» MATERIAL FOR THE TASK

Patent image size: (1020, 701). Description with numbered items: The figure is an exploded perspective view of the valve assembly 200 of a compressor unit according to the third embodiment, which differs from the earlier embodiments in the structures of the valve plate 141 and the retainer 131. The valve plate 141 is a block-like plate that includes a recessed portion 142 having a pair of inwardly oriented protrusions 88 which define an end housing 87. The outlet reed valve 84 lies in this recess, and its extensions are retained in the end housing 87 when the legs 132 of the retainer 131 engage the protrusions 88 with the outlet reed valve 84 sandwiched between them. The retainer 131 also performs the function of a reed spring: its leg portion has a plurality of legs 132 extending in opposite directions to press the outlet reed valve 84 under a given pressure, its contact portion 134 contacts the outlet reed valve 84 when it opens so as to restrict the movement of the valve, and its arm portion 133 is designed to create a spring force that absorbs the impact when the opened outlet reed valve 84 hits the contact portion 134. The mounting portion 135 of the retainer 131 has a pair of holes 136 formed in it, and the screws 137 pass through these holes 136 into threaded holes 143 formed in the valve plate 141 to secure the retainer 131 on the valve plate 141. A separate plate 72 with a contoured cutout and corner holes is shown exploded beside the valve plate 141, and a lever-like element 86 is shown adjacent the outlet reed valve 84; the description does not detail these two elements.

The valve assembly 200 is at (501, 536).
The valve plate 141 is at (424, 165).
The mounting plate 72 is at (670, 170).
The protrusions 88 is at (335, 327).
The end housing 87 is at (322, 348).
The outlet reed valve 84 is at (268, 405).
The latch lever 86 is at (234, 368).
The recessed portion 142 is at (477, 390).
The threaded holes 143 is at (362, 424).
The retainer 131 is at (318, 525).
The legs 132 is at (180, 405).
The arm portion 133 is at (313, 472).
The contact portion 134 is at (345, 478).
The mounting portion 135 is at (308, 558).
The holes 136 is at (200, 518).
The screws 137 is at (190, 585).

» CHALLENGE
Give only the number of lines in the records above that contain the string "recessed". Case counts.

» TASK RESULT
2